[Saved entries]
━━━━━━━━━━━━━━━━

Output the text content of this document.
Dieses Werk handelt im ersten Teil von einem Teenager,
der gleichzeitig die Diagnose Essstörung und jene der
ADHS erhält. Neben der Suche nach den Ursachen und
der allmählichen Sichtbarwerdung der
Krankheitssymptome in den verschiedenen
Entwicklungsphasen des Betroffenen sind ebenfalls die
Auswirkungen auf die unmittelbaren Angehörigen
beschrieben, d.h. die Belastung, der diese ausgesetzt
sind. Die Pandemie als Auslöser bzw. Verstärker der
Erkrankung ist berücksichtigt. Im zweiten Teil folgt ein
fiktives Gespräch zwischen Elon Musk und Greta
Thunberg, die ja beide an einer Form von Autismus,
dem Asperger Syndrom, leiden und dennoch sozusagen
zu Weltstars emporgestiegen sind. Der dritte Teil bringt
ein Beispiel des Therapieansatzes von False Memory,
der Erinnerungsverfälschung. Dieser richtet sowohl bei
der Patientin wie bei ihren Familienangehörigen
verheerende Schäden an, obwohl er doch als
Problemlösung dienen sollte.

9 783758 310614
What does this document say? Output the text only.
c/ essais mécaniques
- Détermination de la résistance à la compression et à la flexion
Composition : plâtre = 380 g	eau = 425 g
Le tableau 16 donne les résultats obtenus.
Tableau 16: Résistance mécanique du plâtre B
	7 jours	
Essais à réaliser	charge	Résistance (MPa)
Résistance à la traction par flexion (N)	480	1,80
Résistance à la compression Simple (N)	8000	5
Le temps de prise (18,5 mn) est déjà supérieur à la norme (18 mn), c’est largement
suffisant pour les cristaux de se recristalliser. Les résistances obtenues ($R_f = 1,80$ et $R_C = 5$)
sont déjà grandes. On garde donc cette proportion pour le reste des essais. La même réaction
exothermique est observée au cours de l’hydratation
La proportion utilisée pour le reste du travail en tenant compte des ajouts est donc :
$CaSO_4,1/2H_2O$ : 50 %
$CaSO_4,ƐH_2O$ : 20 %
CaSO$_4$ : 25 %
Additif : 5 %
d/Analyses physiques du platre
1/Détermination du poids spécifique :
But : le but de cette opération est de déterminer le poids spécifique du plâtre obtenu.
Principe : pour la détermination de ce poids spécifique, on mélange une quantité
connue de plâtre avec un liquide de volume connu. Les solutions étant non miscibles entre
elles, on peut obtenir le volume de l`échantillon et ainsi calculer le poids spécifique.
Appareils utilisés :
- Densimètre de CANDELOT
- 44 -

━━━━━━━━━━━━━━━━

▶ [The task]: Scan the records above for the string "déjà", then select every line that holds it.

▶ [Output of the exercise]:
Le temps de prise (18,5 mn) est déjà supérieur à la norme (18 mn), c’est largement
sont déjà grandes. On garde donc cette proportion pour le reste des essais. La même réaction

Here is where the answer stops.